# Aim of the task
Write out every line below that includes the word "this".

# Supplied data
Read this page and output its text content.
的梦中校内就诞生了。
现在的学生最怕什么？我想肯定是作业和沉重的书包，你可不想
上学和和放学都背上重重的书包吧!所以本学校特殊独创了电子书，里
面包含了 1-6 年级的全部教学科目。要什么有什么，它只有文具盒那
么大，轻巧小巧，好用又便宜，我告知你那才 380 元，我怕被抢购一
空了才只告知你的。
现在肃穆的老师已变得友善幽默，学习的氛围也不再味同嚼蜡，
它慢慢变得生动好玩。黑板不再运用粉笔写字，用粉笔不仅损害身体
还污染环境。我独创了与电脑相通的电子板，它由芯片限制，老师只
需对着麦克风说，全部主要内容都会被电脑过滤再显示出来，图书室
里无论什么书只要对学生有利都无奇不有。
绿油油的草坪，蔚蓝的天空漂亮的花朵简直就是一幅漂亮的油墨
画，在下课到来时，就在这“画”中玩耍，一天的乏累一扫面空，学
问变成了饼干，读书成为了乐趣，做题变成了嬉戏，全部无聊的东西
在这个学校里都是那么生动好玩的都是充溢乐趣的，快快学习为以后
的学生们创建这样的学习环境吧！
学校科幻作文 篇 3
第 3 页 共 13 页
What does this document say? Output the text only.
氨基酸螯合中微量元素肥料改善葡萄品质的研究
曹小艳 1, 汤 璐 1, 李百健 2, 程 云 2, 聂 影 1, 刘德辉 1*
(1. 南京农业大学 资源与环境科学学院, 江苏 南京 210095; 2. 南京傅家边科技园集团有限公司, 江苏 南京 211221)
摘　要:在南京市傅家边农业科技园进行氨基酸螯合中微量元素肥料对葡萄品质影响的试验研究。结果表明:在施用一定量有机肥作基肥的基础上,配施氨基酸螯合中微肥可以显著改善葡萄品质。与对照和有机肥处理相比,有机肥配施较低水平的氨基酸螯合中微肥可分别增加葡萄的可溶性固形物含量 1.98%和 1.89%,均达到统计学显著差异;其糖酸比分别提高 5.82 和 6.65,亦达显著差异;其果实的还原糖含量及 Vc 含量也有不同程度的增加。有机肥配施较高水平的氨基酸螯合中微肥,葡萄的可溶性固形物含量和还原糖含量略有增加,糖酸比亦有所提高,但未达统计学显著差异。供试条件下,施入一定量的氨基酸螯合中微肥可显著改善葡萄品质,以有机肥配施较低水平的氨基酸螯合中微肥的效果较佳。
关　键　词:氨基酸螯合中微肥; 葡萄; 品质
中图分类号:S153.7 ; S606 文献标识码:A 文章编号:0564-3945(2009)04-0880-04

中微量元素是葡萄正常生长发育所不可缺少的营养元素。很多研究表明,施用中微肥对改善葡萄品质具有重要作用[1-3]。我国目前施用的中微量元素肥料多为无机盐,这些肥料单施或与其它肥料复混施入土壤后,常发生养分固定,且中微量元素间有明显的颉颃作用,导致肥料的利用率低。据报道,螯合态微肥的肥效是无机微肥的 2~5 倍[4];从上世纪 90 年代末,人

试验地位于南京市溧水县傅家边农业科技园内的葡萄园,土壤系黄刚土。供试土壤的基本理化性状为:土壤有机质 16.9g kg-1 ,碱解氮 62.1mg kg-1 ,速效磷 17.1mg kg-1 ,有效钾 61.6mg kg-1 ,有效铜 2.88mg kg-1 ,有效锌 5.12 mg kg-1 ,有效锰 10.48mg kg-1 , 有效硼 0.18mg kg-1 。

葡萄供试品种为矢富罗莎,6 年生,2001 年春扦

# Complete output
Read this page and output its text content.
What does this document say? Output the text only.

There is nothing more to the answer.